● **TASK REQUIREMENTS**: Find the lines of data that contain the string "June", then list them.

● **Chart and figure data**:
....
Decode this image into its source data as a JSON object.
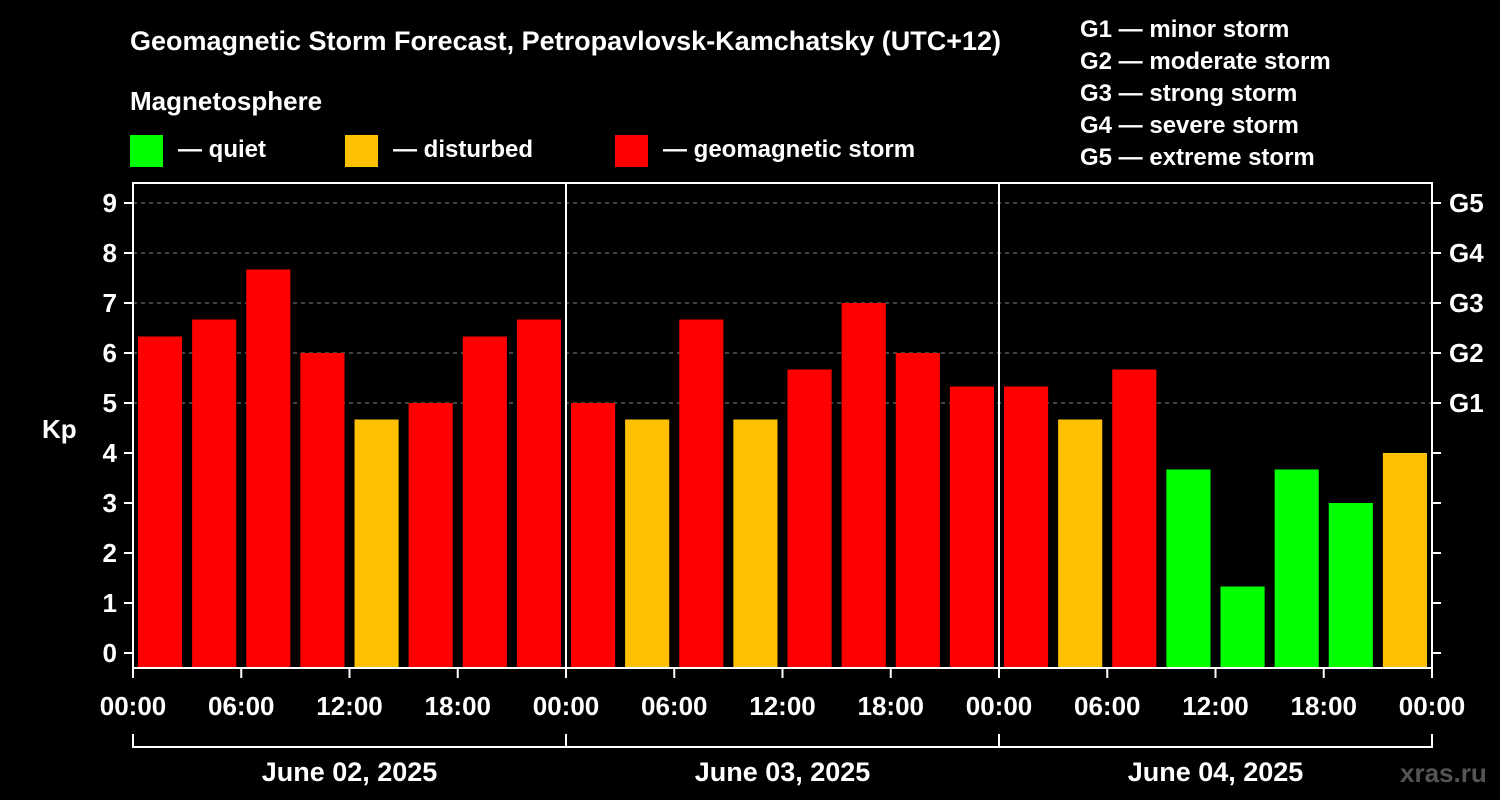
{
  "chart_data": {
    "type": "bar",
    "title": "Geomagnetic Storm Forecast, Petropavlovsk-Kamchatsky (UTC+12)",
    "ylabel": "Kp",
    "ylim": [
      -0.3,
      9.4
    ],
    "yticks": [
      "0",
      "1",
      "2",
      "3",
      "4",
      "5",
      "6",
      "7",
      "8",
      "9"
    ],
    "gscale": [
      {
        "kp": 5,
        "label": "G1"
      },
      {
        "kp": 6,
        "label": "G2"
      },
      {
        "kp": 7,
        "label": "G3"
      },
      {
        "kp": 8,
        "label": "G4"
      },
      {
        "kp": 9,
        "label": "G5"
      }
    ],
    "xticks": [
      "00:00",
      "06:00",
      "12:00",
      "18:00",
      "00:00",
      "06:00",
      "12:00",
      "18:00",
      "00:00",
      "06:00",
      "12:00",
      "18:00",
      "00:00"
    ],
    "days": [
      "June 02, 2025",
      "June 03, 2025",
      "June 04, 2025"
    ],
    "legend": {
      "heading": "Magnetosphere",
      "items": [
        {
          "label": "— quiet",
          "color": "#00ff00"
        },
        {
          "label": "— disturbed",
          "color": "#ffc000"
        },
        {
          "label": "— geomagnetic storm",
          "color": "#ff0000"
        }
      ]
    },
    "storm_scale": [
      "G1 — minor storm",
      "G2 — moderate storm",
      "G3 — strong storm",
      "G4 — severe storm",
      "G5 — extreme storm"
    ],
    "values": [
      6.33,
      6.67,
      7.67,
      6.0,
      4.67,
      5.0,
      6.33,
      6.67,
      5.0,
      4.67,
      6.67,
      4.67,
      5.67,
      7.0,
      6.0,
      5.33,
      5.33,
      4.67,
      5.67,
      3.67,
      1.33,
      3.67,
      3.0,
      4.0
    ],
    "colors": {
      "quiet": "#00ff00",
      "disturbed": "#ffc000",
      "storm": "#ff0000"
    },
    "grid": "dashed at G levels"
  },
  "watermark": "xras.ru"
}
....
● **REPLY**:
      "June 02, 2025",
      "June 03, 2025",
      "June 04, 2025"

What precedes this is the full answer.